Task prompt: Copy out each line containing "nice" from the entries below.
BEGIN Data for this task
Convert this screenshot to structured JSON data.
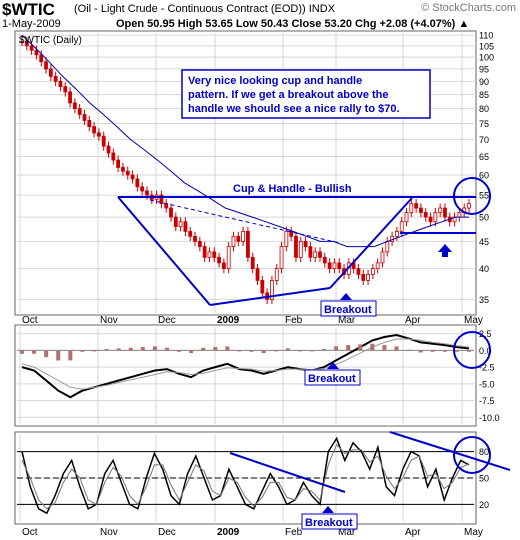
{
  "header": {
    "symbol": "$WTIC",
    "name": "(Oil - Light Crude - Continuous Contract (EOD))  INDX",
    "watermark": "© StockCharts.com",
    "date": "1-May-2009",
    "ohlc": "Open 50.95  High 53.65  Low 50.43  Close 53.20  Chg +2.08 (+4.07%) ▲",
    "legend": "$WTIC (Daily)"
  },
  "colors": {
    "price": "#cc0000",
    "ma": "#0000aa",
    "annotation": "#0000cc",
    "histogram": "#b07070",
    "macd": "#000000",
    "signal": "#999999",
    "grid": "#d6d6d6"
  },
  "annotations": {
    "note": [
      "Very nice looking cup and handle",
      "pattern. If we get a breakout above the",
      "handle we should see a nice rally to $70."
    ],
    "pattern": "Cup & Handle - Bullish",
    "breakout1": "Breakout",
    "breakout2": "Breakout",
    "breakout3": "Breakout"
  },
  "chart_data": [
    {
      "type": "line",
      "panel": "price",
      "title": "$WTIC (Daily)",
      "x_axis_labels": [
        "Oct",
        "Nov",
        "Dec",
        "2009",
        "Feb",
        "Mar",
        "Apr",
        "May"
      ],
      "y_ticks": [
        35,
        40,
        45,
        50,
        55,
        60,
        65,
        70,
        75,
        80,
        85,
        90,
        95,
        100,
        105,
        110
      ],
      "ylim": [
        33,
        111
      ],
      "scale": "log",
      "series": [
        {
          "name": "Price (candlesticks)",
          "values": [
            107,
            105,
            103,
            101,
            98,
            95,
            92,
            90,
            88,
            86,
            82,
            80,
            78,
            76,
            74,
            72,
            71,
            68,
            66,
            64,
            62,
            61,
            60,
            59,
            57,
            56,
            55,
            54,
            55,
            53,
            52,
            50,
            48,
            49,
            47,
            46,
            45,
            44,
            42,
            43,
            42,
            41,
            40,
            44,
            46,
            45,
            47,
            42,
            40,
            38,
            36,
            35,
            38,
            40,
            44,
            47,
            46,
            42,
            45,
            44,
            42,
            43,
            42,
            41,
            40,
            41,
            40,
            39,
            41,
            40,
            39,
            38,
            39,
            40,
            41,
            43,
            45,
            46,
            47,
            49,
            51,
            53,
            52,
            51,
            50,
            49,
            51,
            52,
            50,
            49,
            50,
            51,
            52,
            53
          ]
        },
        {
          "name": "Moving average",
          "values": [
            110,
            104,
            98,
            92,
            87,
            82,
            78,
            74,
            70,
            67,
            64,
            61,
            58,
            56,
            54,
            52,
            51,
            50,
            49,
            48,
            47,
            46,
            45,
            45,
            44,
            44,
            44,
            45,
            46,
            47,
            48,
            49,
            50,
            50
          ]
        }
      ]
    },
    {
      "type": "line",
      "panel": "macd",
      "y_ticks": [
        2.5,
        0.0,
        -2.5,
        -5.0,
        -7.5,
        -10.0
      ],
      "ylim": [
        -11,
        3.5
      ],
      "series": [
        {
          "name": "MACD",
          "values": [
            -2.5,
            -3.0,
            -4.5,
            -6.0,
            -7.0,
            -6.0,
            -5.5,
            -5.0,
            -4.5,
            -4.0,
            -3.5,
            -3.0,
            -2.8,
            -3.5,
            -4.0,
            -3.0,
            -2.5,
            -2.0,
            -2.8,
            -3.0,
            -3.5,
            -3.0,
            -2.5,
            -2.8,
            -3.0,
            -2.5,
            -1.5,
            -0.5,
            0.5,
            1.5,
            2.0,
            2.3,
            1.8,
            1.2,
            1.0,
            0.8,
            0.5,
            0.3
          ]
        },
        {
          "name": "Signal",
          "values": [
            -2.0,
            -2.5,
            -3.5,
            -4.5,
            -5.5,
            -5.8,
            -5.5,
            -5.2,
            -4.8,
            -4.4,
            -4.0,
            -3.6,
            -3.2,
            -3.3,
            -3.6,
            -3.4,
            -3.0,
            -2.6,
            -2.7,
            -2.8,
            -3.1,
            -3.0,
            -2.8,
            -2.8,
            -2.9,
            -2.7,
            -2.1,
            -1.3,
            -0.4,
            0.5,
            1.2,
            1.7,
            1.7,
            1.5,
            1.2,
            1.0,
            0.7,
            0.5
          ]
        },
        {
          "name": "Histogram",
          "values": [
            -0.5,
            -0.5,
            -1.0,
            -1.5,
            -1.5,
            -0.2,
            0.0,
            0.2,
            0.3,
            0.4,
            0.5,
            0.6,
            0.4,
            -0.2,
            -0.4,
            0.4,
            0.5,
            0.6,
            -0.1,
            -0.2,
            -0.4,
            0.0,
            0.3,
            0.0,
            -0.1,
            0.2,
            0.6,
            0.8,
            0.9,
            1.0,
            0.8,
            0.6,
            0.1,
            -0.3,
            -0.2,
            -0.2,
            -0.2,
            -0.2
          ]
        }
      ]
    },
    {
      "type": "line",
      "panel": "stochastic",
      "y_ticks": [
        80,
        50,
        20
      ],
      "ylim": [
        0,
        100
      ],
      "series": [
        {
          "name": "%K",
          "values": [
            80,
            40,
            15,
            10,
            30,
            55,
            70,
            40,
            15,
            20,
            55,
            70,
            45,
            20,
            15,
            50,
            78,
            60,
            30,
            20,
            55,
            75,
            50,
            25,
            30,
            60,
            40,
            20,
            15,
            35,
            55,
            40,
            20,
            25,
            45,
            30,
            20,
            80,
            95,
            70,
            90,
            80,
            60,
            85,
            40,
            30,
            60,
            80,
            75,
            40,
            60,
            25,
            50,
            70,
            65
          ]
        },
        {
          "name": "%D",
          "values": [
            70,
            50,
            25,
            15,
            22,
            45,
            60,
            50,
            25,
            20,
            45,
            62,
            52,
            30,
            20,
            40,
            65,
            65,
            42,
            25,
            45,
            65,
            58,
            35,
            30,
            50,
            45,
            28,
            18,
            28,
            45,
            45,
            28,
            25,
            38,
            35,
            25,
            65,
            88,
            78,
            82,
            82,
            68,
            75,
            52,
            38,
            50,
            70,
            75,
            52,
            55,
            38,
            45,
            62,
            66
          ]
        }
      ]
    }
  ]
}
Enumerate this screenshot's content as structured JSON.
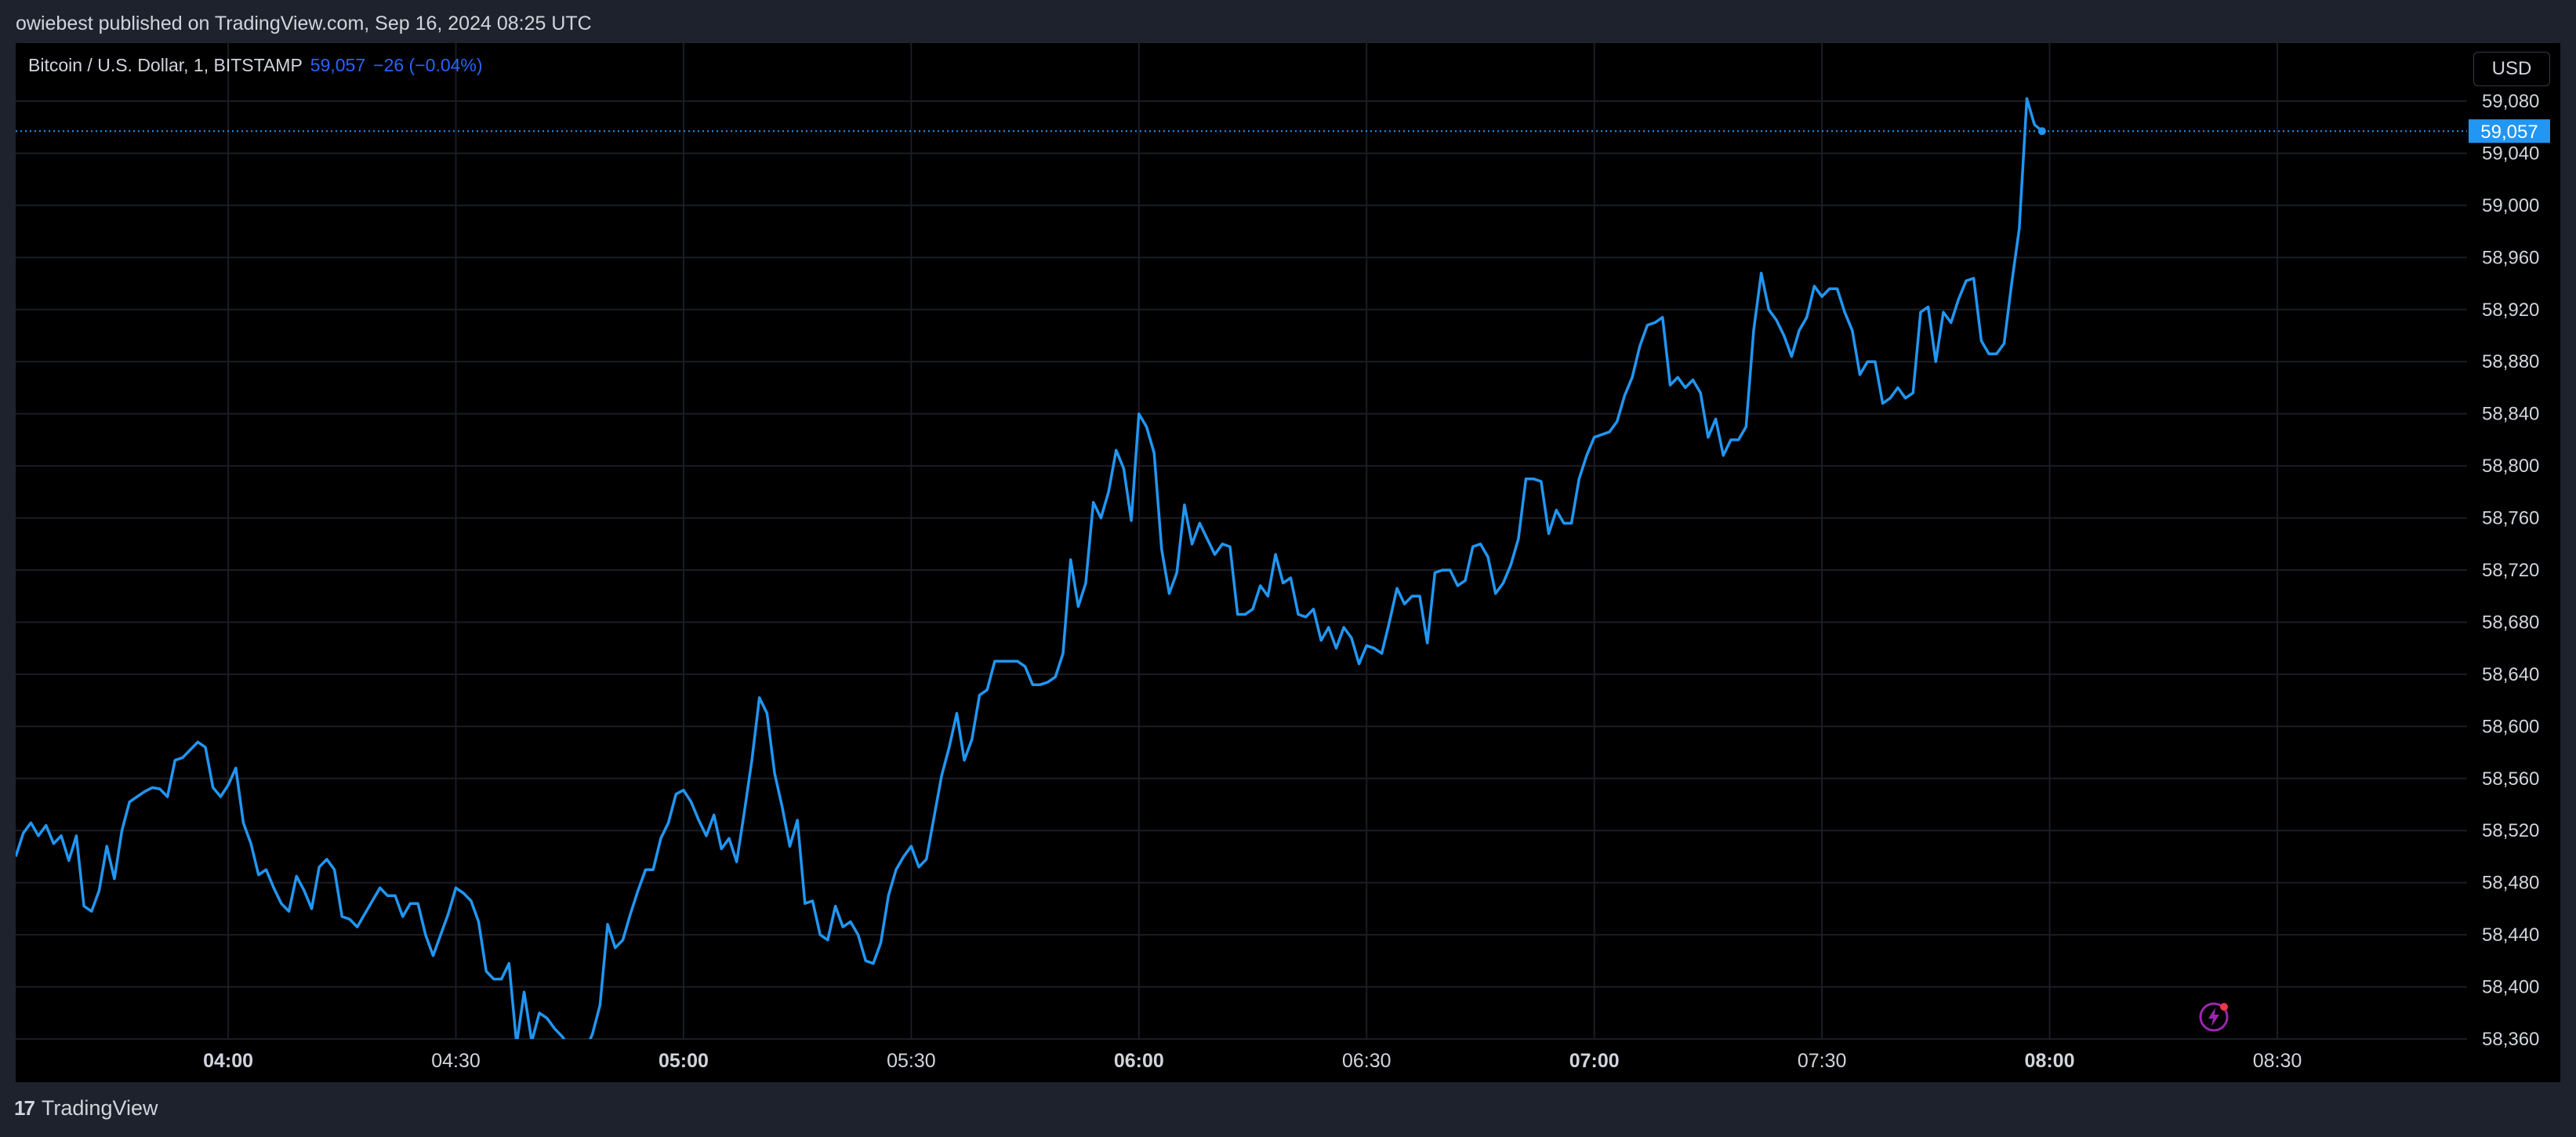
{
  "published_line": "owiebest published on TradingView.com, Sep 16, 2024 08:25 UTC",
  "legend": {
    "symbol": "Bitcoin / U.S. Dollar, 1, BITSTAMP",
    "last": "59,057",
    "change": "−26 (−0.04%)"
  },
  "currency_button": "USD",
  "price_tag": "59,057",
  "brand": "TradingView",
  "colors": {
    "line": "#2196f3",
    "background": "#000000",
    "frame": "#1e222d",
    "grid": "#1a1d25",
    "text": "#d1d4dc",
    "price_tag": "#2196f3"
  },
  "chart_data": {
    "type": "line",
    "x_tick_labels": [
      "04:00",
      "04:30",
      "05:00",
      "05:30",
      "06:00",
      "06:30",
      "07:00",
      "07:30",
      "08:00",
      "08:30"
    ],
    "x_tick_bold": [
      true,
      false,
      true,
      false,
      true,
      false,
      true,
      false,
      true,
      false
    ],
    "y_tick_labels": [
      "59,080",
      "59,040",
      "59,000",
      "58,960",
      "58,920",
      "58,880",
      "58,840",
      "58,800",
      "58,760",
      "58,720",
      "58,680",
      "58,640",
      "58,600",
      "58,560",
      "58,520",
      "58,480",
      "58,440",
      "58,400",
      "58,360"
    ],
    "ylim": [
      58350,
      59100
    ],
    "x_start": "03:32",
    "x_end": "08:55",
    "last_price": 59057,
    "series": [
      {
        "points": [
          [
            "03:32",
            58500
          ],
          [
            "03:33",
            58518
          ],
          [
            "03:34",
            58526
          ],
          [
            "03:35",
            58516
          ],
          [
            "03:36",
            58524
          ],
          [
            "03:37",
            58510
          ],
          [
            "03:38",
            58516
          ],
          [
            "03:39",
            58497
          ],
          [
            "03:40",
            58516
          ],
          [
            "03:41",
            58462
          ],
          [
            "03:42",
            58458
          ],
          [
            "03:43",
            58474
          ],
          [
            "03:44",
            58508
          ],
          [
            "03:45",
            58483
          ],
          [
            "03:46",
            58520
          ],
          [
            "03:47",
            58542
          ],
          [
            "03:48",
            58546
          ],
          [
            "03:49",
            58550
          ],
          [
            "03:50",
            58553
          ],
          [
            "03:51",
            58552
          ],
          [
            "03:52",
            58546
          ],
          [
            "03:53",
            58574
          ],
          [
            "03:54",
            58576
          ],
          [
            "03:55",
            58582
          ],
          [
            "03:56",
            58588
          ],
          [
            "03:57",
            58584
          ],
          [
            "03:58",
            58553
          ],
          [
            "03:59",
            58546
          ],
          [
            "04:00",
            58555
          ],
          [
            "04:01",
            58568
          ],
          [
            "04:02",
            58526
          ],
          [
            "04:03",
            58510
          ],
          [
            "04:04",
            58486
          ],
          [
            "04:05",
            58490
          ],
          [
            "04:06",
            58476
          ],
          [
            "04:07",
            58464
          ],
          [
            "04:08",
            58458
          ],
          [
            "04:09",
            58485
          ],
          [
            "04:10",
            58474
          ],
          [
            "04:11",
            58460
          ],
          [
            "04:12",
            58492
          ],
          [
            "04:13",
            58498
          ],
          [
            "04:14",
            58490
          ],
          [
            "04:15",
            58454
          ],
          [
            "04:16",
            58452
          ],
          [
            "04:17",
            58446
          ],
          [
            "04:18",
            58456
          ],
          [
            "04:19",
            58466
          ],
          [
            "04:20",
            58476
          ],
          [
            "04:21",
            58470
          ],
          [
            "04:22",
            58470
          ],
          [
            "04:23",
            58454
          ],
          [
            "04:24",
            58464
          ],
          [
            "04:25",
            58464
          ],
          [
            "04:26",
            58440
          ],
          [
            "04:27",
            58424
          ],
          [
            "04:28",
            58440
          ],
          [
            "04:29",
            58456
          ],
          [
            "04:30",
            58476
          ],
          [
            "04:31",
            58472
          ],
          [
            "04:32",
            58466
          ],
          [
            "04:33",
            58450
          ],
          [
            "04:34",
            58412
          ],
          [
            "04:35",
            58406
          ],
          [
            "04:36",
            58406
          ],
          [
            "04:37",
            58418
          ],
          [
            "04:38",
            58356
          ],
          [
            "04:39",
            58396
          ],
          [
            "04:40",
            58358
          ],
          [
            "04:41",
            58380
          ],
          [
            "04:42",
            58376
          ],
          [
            "04:43",
            58368
          ],
          [
            "04:44",
            58362
          ],
          [
            "04:45",
            58354
          ],
          [
            "04:46",
            58340
          ],
          [
            "04:47",
            58350
          ],
          [
            "04:48",
            58364
          ],
          [
            "04:49",
            58386
          ],
          [
            "04:50",
            58448
          ],
          [
            "04:51",
            58430
          ],
          [
            "04:52",
            58436
          ],
          [
            "04:53",
            58456
          ],
          [
            "04:54",
            58474
          ],
          [
            "04:55",
            58490
          ],
          [
            "04:56",
            58490
          ],
          [
            "04:57",
            58514
          ],
          [
            "04:58",
            58526
          ],
          [
            "04:59",
            58548
          ],
          [
            "05:00",
            58551
          ],
          [
            "05:01",
            58542
          ],
          [
            "05:02",
            58528
          ],
          [
            "05:03",
            58516
          ],
          [
            "05:04",
            58532
          ],
          [
            "05:05",
            58506
          ],
          [
            "05:06",
            58514
          ],
          [
            "05:07",
            58496
          ],
          [
            "05:08",
            58534
          ],
          [
            "05:09",
            58574
          ],
          [
            "05:10",
            58622
          ],
          [
            "05:11",
            58610
          ],
          [
            "05:12",
            58564
          ],
          [
            "05:13",
            58538
          ],
          [
            "05:14",
            58508
          ],
          [
            "05:15",
            58528
          ],
          [
            "05:16",
            58464
          ],
          [
            "05:17",
            58466
          ],
          [
            "05:18",
            58440
          ],
          [
            "05:19",
            58436
          ],
          [
            "05:20",
            58462
          ],
          [
            "05:21",
            58446
          ],
          [
            "05:22",
            58450
          ],
          [
            "05:23",
            58440
          ],
          [
            "05:24",
            58420
          ],
          [
            "05:25",
            58418
          ],
          [
            "05:26",
            58434
          ],
          [
            "05:27",
            58470
          ],
          [
            "05:28",
            58490
          ],
          [
            "05:29",
            58500
          ],
          [
            "05:30",
            58508
          ],
          [
            "05:31",
            58492
          ],
          [
            "05:32",
            58498
          ],
          [
            "05:33",
            58530
          ],
          [
            "05:34",
            58562
          ],
          [
            "05:35",
            58584
          ],
          [
            "05:36",
            58610
          ],
          [
            "05:37",
            58574
          ],
          [
            "05:38",
            58590
          ],
          [
            "05:39",
            58624
          ],
          [
            "05:40",
            58628
          ],
          [
            "05:41",
            58650
          ],
          [
            "05:42",
            58650
          ],
          [
            "05:43",
            58650
          ],
          [
            "05:44",
            58650
          ],
          [
            "05:45",
            58646
          ],
          [
            "05:46",
            58632
          ],
          [
            "05:47",
            58632
          ],
          [
            "05:48",
            58634
          ],
          [
            "05:49",
            58638
          ],
          [
            "05:50",
            58656
          ],
          [
            "05:51",
            58728
          ],
          [
            "05:52",
            58692
          ],
          [
            "05:53",
            58710
          ],
          [
            "05:54",
            58772
          ],
          [
            "05:55",
            58760
          ],
          [
            "05:56",
            58780
          ],
          [
            "05:57",
            58812
          ],
          [
            "05:58",
            58798
          ],
          [
            "05:59",
            58758
          ],
          [
            "06:00",
            58840
          ],
          [
            "06:01",
            58830
          ],
          [
            "06:02",
            58810
          ],
          [
            "06:03",
            58736
          ],
          [
            "06:04",
            58702
          ],
          [
            "06:05",
            58718
          ],
          [
            "06:06",
            58770
          ],
          [
            "06:07",
            58740
          ],
          [
            "06:08",
            58756
          ],
          [
            "06:09",
            58744
          ],
          [
            "06:10",
            58732
          ],
          [
            "06:11",
            58740
          ],
          [
            "06:12",
            58738
          ],
          [
            "06:13",
            58686
          ],
          [
            "06:14",
            58686
          ],
          [
            "06:15",
            58690
          ],
          [
            "06:16",
            58708
          ],
          [
            "06:17",
            58700
          ],
          [
            "06:18",
            58732
          ],
          [
            "06:19",
            58710
          ],
          [
            "06:20",
            58714
          ],
          [
            "06:21",
            58686
          ],
          [
            "06:22",
            58684
          ],
          [
            "06:23",
            58690
          ],
          [
            "06:24",
            58666
          ],
          [
            "06:25",
            58676
          ],
          [
            "06:26",
            58660
          ],
          [
            "06:27",
            58676
          ],
          [
            "06:28",
            58668
          ],
          [
            "06:29",
            58648
          ],
          [
            "06:30",
            58662
          ],
          [
            "06:31",
            58660
          ],
          [
            "06:32",
            58656
          ],
          [
            "06:33",
            58680
          ],
          [
            "06:34",
            58706
          ],
          [
            "06:35",
            58694
          ],
          [
            "06:36",
            58700
          ],
          [
            "06:37",
            58700
          ],
          [
            "06:38",
            58664
          ],
          [
            "06:39",
            58718
          ],
          [
            "06:40",
            58720
          ],
          [
            "06:41",
            58720
          ],
          [
            "06:42",
            58708
          ],
          [
            "06:43",
            58712
          ],
          [
            "06:44",
            58738
          ],
          [
            "06:45",
            58740
          ],
          [
            "06:46",
            58730
          ],
          [
            "06:47",
            58702
          ],
          [
            "06:48",
            58710
          ],
          [
            "06:49",
            58724
          ],
          [
            "06:50",
            58744
          ],
          [
            "06:51",
            58790
          ],
          [
            "06:52",
            58790
          ],
          [
            "06:53",
            58788
          ],
          [
            "06:54",
            58748
          ],
          [
            "06:55",
            58766
          ],
          [
            "06:56",
            58756
          ],
          [
            "06:57",
            58756
          ],
          [
            "06:58",
            58790
          ],
          [
            "06:59",
            58808
          ],
          [
            "07:00",
            58822
          ],
          [
            "07:01",
            58824
          ],
          [
            "07:02",
            58826
          ],
          [
            "07:03",
            58834
          ],
          [
            "07:04",
            58854
          ],
          [
            "07:05",
            58868
          ],
          [
            "07:06",
            58892
          ],
          [
            "07:07",
            58908
          ],
          [
            "07:08",
            58910
          ],
          [
            "07:09",
            58914
          ],
          [
            "07:10",
            58862
          ],
          [
            "07:11",
            58868
          ],
          [
            "07:12",
            58860
          ],
          [
            "07:13",
            58866
          ],
          [
            "07:14",
            58856
          ],
          [
            "07:15",
            58822
          ],
          [
            "07:16",
            58836
          ],
          [
            "07:17",
            58808
          ],
          [
            "07:18",
            58820
          ],
          [
            "07:19",
            58820
          ],
          [
            "07:20",
            58830
          ],
          [
            "07:21",
            58904
          ],
          [
            "07:22",
            58948
          ],
          [
            "07:23",
            58920
          ],
          [
            "07:24",
            58912
          ],
          [
            "07:25",
            58900
          ],
          [
            "07:26",
            58884
          ],
          [
            "07:27",
            58904
          ],
          [
            "07:28",
            58914
          ],
          [
            "07:29",
            58938
          ],
          [
            "07:30",
            58930
          ],
          [
            "07:31",
            58936
          ],
          [
            "07:32",
            58936
          ],
          [
            "07:33",
            58918
          ],
          [
            "07:34",
            58904
          ],
          [
            "07:35",
            58870
          ],
          [
            "07:36",
            58880
          ],
          [
            "07:37",
            58880
          ],
          [
            "07:38",
            58848
          ],
          [
            "07:39",
            58852
          ],
          [
            "07:40",
            58860
          ],
          [
            "07:41",
            58852
          ],
          [
            "07:42",
            58856
          ],
          [
            "07:43",
            58918
          ],
          [
            "07:44",
            58922
          ],
          [
            "07:45",
            58880
          ],
          [
            "07:46",
            58918
          ],
          [
            "07:47",
            58910
          ],
          [
            "07:48",
            58928
          ],
          [
            "07:49",
            58942
          ],
          [
            "07:50",
            58944
          ],
          [
            "07:51",
            58896
          ],
          [
            "07:52",
            58886
          ],
          [
            "07:53",
            58886
          ],
          [
            "07:54",
            58894
          ],
          [
            "07:55",
            58940
          ],
          [
            "07:56",
            58982
          ],
          [
            "07:57",
            59082
          ],
          [
            "07:58",
            59062
          ],
          [
            "07:59",
            59057
          ]
        ]
      }
    ]
  }
}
END Data for this task
Solution:
      "Very nice looking cup and handle",
      "handle we should see a nice rally to $70."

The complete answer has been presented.